[Stored records]
* START *
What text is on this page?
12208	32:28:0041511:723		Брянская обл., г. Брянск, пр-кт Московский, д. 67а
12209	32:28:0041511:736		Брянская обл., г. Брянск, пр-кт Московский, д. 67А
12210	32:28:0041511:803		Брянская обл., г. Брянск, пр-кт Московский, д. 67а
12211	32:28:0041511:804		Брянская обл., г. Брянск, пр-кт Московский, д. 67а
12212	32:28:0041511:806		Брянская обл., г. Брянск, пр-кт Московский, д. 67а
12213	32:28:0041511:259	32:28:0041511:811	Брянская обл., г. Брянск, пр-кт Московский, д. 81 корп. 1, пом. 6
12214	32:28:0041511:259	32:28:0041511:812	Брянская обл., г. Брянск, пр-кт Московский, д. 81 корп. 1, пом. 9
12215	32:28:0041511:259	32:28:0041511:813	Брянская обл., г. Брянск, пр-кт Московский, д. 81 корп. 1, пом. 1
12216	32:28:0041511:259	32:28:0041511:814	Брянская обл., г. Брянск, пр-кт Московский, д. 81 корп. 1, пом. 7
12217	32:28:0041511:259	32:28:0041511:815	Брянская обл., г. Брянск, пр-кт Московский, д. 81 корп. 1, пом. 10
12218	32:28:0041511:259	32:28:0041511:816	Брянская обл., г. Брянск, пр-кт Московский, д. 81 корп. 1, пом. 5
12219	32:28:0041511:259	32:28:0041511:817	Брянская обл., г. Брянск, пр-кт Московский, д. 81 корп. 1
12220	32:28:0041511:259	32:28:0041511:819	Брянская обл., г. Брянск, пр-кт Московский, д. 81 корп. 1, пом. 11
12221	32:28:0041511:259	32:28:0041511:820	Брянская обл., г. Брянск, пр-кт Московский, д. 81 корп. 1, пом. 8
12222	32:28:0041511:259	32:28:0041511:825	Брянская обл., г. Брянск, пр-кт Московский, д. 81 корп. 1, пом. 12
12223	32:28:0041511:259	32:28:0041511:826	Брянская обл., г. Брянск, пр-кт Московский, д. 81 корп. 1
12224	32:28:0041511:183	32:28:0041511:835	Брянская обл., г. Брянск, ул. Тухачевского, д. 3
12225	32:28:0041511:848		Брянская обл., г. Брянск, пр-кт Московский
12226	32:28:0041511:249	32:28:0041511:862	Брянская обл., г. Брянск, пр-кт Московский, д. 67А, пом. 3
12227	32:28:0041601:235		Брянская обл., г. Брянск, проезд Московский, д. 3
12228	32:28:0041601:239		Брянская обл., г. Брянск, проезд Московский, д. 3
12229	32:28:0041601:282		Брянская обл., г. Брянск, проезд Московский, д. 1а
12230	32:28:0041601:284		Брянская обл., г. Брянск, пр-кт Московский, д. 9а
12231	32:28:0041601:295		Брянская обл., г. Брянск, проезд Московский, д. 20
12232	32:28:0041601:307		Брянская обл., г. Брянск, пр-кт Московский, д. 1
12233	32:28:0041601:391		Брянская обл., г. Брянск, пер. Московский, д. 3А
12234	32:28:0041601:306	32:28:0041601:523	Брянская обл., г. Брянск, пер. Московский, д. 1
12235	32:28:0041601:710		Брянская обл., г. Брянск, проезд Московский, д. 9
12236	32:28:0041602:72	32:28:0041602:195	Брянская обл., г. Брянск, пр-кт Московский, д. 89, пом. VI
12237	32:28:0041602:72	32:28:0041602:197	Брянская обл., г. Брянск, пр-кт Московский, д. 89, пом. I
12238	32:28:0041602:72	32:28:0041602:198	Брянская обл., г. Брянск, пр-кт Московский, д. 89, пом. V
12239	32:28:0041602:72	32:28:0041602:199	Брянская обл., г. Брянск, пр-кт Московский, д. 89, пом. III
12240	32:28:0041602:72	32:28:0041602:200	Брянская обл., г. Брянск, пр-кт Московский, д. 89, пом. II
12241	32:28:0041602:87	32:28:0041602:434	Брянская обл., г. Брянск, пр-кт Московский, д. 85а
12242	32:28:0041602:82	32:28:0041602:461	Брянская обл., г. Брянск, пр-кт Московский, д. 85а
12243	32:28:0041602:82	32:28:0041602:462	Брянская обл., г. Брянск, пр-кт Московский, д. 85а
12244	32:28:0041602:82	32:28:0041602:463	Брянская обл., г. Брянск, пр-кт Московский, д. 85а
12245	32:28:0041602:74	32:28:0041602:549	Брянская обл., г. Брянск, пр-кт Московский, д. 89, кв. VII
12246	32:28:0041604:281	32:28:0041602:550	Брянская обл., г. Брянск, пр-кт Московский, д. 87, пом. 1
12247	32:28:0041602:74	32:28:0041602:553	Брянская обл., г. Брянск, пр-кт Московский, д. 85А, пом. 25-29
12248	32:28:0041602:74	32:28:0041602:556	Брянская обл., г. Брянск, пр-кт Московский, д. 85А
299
* END *
* START *
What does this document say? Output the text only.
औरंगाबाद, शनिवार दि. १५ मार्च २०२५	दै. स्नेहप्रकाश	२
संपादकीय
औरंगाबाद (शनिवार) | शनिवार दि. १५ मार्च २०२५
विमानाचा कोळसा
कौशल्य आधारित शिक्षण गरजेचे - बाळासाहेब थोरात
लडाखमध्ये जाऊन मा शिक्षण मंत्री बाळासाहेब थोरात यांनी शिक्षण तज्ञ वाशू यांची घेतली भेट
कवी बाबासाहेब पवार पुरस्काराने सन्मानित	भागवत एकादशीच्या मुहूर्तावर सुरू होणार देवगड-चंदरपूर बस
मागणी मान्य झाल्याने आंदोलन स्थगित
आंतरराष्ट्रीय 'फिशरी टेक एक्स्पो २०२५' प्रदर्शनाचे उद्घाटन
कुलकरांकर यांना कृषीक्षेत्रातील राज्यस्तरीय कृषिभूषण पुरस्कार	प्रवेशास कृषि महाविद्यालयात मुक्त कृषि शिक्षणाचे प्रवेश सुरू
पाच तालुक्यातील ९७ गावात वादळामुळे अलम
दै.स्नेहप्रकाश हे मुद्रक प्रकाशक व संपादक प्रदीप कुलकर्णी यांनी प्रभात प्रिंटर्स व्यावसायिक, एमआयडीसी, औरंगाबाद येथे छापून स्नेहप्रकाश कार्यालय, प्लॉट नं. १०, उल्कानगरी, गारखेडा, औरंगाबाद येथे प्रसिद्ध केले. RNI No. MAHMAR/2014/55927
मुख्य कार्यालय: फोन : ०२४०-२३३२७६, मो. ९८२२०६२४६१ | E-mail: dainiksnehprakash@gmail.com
* END *
* START *
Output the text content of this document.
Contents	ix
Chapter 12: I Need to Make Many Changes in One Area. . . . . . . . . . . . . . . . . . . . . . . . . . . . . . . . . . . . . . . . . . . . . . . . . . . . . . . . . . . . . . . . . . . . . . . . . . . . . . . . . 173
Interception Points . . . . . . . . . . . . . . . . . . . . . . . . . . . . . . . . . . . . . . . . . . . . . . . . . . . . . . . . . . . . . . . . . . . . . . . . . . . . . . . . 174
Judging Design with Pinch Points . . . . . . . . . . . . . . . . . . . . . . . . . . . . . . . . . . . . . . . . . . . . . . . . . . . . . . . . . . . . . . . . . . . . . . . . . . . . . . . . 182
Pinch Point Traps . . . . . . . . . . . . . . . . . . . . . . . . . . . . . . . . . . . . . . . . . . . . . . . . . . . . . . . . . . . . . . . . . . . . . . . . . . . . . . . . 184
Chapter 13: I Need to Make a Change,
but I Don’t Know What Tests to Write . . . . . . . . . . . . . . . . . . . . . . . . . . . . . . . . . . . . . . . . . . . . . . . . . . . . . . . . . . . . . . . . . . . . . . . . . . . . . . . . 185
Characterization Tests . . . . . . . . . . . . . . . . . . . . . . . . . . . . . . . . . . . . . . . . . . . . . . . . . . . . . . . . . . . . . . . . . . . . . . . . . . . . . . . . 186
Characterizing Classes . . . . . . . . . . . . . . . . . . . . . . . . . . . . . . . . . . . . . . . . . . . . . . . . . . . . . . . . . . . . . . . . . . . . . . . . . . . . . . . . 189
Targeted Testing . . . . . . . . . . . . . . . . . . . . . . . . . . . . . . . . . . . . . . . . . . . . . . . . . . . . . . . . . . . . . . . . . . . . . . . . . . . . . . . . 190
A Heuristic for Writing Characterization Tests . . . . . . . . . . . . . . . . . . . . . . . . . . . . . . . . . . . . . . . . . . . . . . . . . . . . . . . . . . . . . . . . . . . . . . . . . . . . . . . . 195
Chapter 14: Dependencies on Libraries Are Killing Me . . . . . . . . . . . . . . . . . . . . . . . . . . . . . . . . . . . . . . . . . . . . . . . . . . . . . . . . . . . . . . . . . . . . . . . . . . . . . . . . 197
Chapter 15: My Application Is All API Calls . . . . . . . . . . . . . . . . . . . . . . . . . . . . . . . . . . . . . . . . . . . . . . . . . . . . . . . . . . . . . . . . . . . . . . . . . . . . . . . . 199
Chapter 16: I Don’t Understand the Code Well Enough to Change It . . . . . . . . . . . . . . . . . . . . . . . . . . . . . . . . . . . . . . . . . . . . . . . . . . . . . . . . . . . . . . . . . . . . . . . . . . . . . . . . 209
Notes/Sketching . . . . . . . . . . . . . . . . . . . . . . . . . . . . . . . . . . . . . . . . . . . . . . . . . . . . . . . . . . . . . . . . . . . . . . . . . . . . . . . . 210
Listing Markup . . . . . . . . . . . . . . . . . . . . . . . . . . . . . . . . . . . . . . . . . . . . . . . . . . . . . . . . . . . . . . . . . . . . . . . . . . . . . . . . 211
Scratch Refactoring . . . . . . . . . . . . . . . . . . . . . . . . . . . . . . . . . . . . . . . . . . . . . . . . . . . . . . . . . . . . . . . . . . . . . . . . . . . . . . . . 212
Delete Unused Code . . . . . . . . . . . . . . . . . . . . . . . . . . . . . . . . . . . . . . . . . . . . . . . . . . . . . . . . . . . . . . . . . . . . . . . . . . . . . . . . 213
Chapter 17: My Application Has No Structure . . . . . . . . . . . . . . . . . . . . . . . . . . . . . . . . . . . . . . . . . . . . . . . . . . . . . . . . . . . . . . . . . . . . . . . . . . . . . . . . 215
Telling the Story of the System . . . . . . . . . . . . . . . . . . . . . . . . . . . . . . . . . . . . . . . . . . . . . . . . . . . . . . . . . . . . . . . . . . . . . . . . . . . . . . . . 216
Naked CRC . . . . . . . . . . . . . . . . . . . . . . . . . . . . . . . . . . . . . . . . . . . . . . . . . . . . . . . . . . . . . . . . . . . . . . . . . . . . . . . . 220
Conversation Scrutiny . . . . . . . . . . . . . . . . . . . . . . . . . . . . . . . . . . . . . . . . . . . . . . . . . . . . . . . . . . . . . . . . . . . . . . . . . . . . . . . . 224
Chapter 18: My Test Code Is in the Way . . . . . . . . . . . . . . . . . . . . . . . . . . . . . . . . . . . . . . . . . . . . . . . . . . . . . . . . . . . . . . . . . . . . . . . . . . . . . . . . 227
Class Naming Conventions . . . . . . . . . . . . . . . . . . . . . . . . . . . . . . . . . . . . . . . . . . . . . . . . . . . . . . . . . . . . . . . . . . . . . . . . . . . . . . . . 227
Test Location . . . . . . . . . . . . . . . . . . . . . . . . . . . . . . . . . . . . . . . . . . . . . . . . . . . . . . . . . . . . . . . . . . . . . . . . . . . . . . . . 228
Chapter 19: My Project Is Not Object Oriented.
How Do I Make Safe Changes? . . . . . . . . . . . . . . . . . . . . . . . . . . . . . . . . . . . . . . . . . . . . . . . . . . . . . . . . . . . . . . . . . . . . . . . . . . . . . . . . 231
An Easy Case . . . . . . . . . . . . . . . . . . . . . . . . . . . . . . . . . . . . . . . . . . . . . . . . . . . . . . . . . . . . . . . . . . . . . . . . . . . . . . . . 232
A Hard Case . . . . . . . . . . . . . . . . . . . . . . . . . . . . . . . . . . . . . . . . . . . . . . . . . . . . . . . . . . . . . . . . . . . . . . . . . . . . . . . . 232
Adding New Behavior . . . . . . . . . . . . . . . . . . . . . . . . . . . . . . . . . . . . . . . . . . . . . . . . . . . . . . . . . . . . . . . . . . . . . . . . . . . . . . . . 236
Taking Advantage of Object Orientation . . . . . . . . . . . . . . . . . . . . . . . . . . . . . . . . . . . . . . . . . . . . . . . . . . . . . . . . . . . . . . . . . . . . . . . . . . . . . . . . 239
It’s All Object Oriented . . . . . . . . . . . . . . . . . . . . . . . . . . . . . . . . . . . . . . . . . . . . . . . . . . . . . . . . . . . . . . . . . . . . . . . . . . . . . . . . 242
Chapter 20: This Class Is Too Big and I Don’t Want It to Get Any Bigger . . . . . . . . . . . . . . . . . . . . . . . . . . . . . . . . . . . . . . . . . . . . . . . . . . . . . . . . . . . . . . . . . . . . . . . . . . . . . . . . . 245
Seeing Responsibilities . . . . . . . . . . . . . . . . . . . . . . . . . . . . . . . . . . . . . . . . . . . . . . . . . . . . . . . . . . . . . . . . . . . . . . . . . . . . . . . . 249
* END *
▶ **TASK DETAILS**
In how many lines of the data does the string "Need" appear? Give only the number.

▶ **FULL OUTPUT**
2